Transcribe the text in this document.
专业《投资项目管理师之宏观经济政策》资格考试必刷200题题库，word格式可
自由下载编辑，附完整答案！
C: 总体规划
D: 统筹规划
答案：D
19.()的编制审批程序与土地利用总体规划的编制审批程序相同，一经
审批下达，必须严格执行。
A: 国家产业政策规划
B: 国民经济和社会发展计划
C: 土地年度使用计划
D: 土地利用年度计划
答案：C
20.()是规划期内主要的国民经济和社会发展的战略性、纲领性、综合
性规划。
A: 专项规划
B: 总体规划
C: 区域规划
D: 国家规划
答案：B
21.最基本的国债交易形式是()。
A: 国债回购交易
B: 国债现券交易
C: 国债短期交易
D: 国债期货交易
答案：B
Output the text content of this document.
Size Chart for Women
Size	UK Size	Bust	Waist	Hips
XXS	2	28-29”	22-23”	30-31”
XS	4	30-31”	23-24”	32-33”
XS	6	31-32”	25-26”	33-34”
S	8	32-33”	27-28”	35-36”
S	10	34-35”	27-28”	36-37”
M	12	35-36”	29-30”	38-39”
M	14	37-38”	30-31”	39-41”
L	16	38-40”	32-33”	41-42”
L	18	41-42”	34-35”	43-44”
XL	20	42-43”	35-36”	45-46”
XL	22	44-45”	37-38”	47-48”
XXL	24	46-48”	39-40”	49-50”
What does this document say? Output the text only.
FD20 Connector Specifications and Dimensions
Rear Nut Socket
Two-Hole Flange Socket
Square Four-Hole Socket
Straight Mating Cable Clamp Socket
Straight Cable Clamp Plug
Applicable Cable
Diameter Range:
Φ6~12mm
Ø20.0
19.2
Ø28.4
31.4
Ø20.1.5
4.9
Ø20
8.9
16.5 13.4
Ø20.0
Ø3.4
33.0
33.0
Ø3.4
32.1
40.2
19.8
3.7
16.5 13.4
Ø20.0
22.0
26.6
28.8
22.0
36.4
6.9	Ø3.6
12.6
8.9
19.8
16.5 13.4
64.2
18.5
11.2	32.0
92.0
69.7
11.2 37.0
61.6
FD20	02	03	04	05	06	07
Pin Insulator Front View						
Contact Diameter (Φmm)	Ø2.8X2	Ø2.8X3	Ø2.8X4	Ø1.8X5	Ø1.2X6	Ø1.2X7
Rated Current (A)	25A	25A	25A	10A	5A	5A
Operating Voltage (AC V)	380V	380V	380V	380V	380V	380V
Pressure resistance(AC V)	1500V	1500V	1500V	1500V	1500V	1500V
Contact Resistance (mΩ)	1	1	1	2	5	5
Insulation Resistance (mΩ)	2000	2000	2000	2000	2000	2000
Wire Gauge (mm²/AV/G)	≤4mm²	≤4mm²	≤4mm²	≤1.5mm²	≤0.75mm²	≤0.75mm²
+---+
_WHAT YOU HAVE TO DO_:
Gather every line from the listing above in which the word "Cable" appears.

_EXPECTED ANSWER_:
Straight Mating Cable Clamp Socket
Straight Cable Clamp Plug
Applicable Cable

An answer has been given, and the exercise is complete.